◆ **Direction**
Go through the data below. List every line that holds the word "text".

◆ **Given information**
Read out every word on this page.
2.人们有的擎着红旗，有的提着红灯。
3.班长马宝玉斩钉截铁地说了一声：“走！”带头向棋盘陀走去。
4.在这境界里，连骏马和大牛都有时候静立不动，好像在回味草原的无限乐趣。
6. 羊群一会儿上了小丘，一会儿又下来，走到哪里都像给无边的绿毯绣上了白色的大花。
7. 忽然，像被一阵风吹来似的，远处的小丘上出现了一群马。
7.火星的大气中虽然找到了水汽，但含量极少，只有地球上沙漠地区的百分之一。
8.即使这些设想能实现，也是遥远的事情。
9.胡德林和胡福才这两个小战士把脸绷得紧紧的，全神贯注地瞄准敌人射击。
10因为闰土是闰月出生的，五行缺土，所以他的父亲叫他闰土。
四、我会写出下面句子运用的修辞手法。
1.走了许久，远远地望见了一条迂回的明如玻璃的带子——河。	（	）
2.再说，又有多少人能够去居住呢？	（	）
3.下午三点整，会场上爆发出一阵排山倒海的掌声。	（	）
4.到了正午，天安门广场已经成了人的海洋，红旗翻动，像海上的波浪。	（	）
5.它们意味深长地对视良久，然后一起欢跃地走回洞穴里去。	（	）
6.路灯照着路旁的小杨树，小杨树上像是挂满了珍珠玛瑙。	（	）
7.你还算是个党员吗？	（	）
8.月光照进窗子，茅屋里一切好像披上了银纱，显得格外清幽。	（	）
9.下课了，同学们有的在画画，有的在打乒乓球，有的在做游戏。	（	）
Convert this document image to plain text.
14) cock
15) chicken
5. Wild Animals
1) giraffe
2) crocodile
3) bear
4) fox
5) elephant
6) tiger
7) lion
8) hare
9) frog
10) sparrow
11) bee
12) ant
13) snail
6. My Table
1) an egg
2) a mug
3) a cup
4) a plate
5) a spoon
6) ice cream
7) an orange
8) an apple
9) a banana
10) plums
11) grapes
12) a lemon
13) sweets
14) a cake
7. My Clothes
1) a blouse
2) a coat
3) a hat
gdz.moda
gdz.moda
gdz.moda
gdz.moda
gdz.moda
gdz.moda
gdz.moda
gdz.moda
* * *
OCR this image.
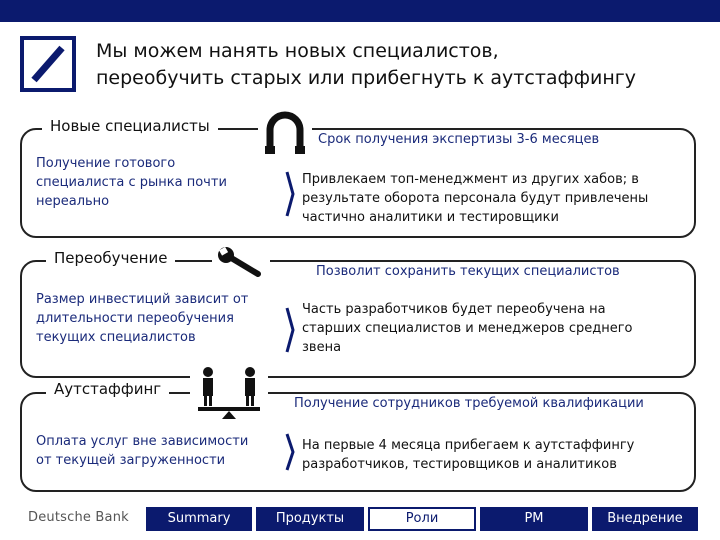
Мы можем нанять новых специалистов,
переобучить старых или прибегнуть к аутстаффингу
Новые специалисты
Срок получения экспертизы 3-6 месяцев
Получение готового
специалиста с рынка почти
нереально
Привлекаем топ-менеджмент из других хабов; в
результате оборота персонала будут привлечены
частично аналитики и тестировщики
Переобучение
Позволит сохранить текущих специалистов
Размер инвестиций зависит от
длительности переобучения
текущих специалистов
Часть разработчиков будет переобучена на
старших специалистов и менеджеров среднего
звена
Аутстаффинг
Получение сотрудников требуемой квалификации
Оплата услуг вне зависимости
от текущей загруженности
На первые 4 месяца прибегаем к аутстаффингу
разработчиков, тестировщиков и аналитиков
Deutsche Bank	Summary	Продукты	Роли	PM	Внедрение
...
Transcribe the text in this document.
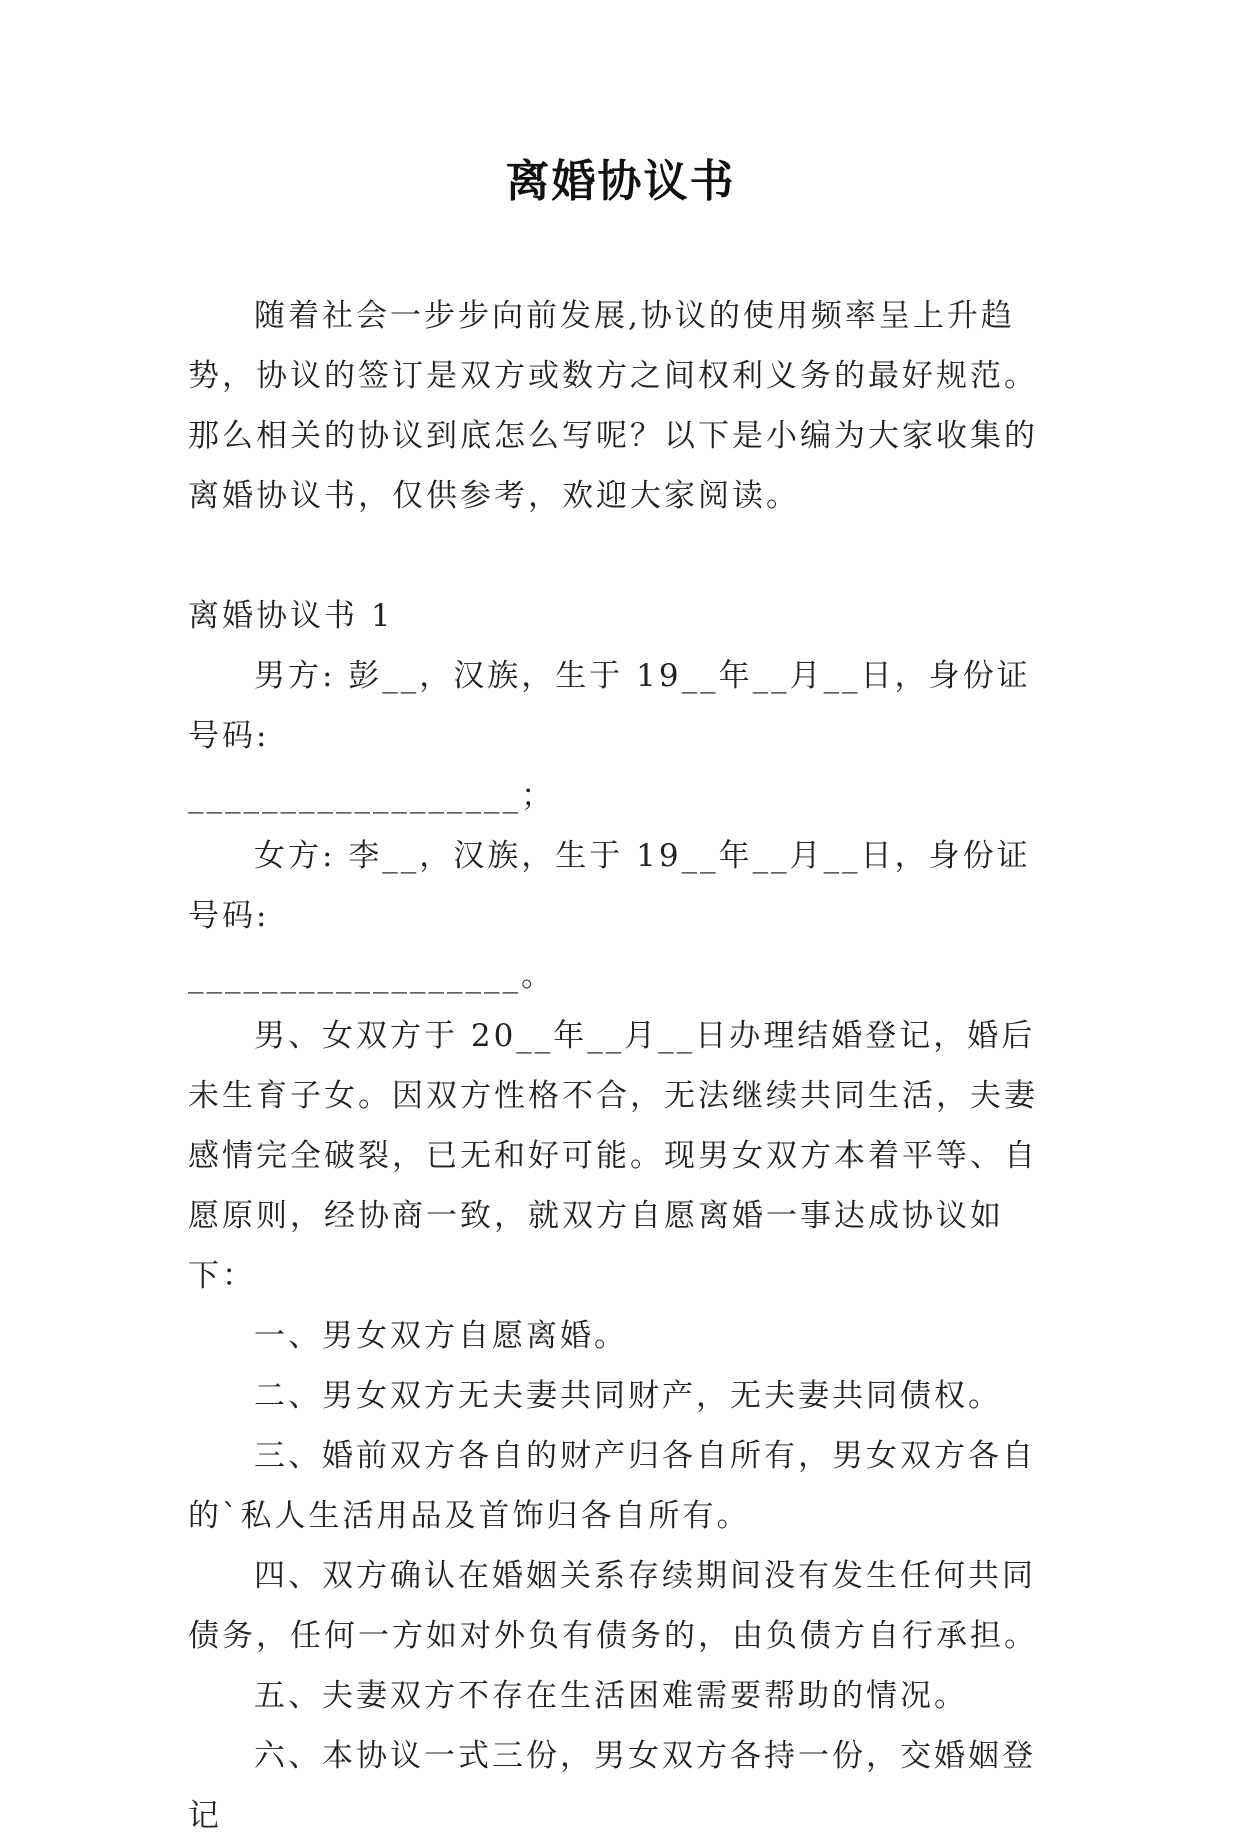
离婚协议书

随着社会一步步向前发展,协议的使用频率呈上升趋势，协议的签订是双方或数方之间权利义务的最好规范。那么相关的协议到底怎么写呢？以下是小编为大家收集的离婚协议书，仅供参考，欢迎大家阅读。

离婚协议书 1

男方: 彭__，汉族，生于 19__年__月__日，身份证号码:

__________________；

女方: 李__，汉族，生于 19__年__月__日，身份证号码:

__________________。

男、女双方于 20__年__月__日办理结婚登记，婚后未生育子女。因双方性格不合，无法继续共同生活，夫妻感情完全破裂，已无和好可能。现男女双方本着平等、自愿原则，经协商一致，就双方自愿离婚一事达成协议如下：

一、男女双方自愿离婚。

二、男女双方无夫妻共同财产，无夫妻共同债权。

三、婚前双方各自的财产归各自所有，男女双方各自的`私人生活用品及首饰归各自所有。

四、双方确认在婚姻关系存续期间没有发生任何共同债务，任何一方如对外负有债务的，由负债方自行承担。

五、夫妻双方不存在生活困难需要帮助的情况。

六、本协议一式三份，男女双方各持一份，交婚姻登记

◆ **The reply**
Convert this document image to plain text.
Transcribe the text in this document.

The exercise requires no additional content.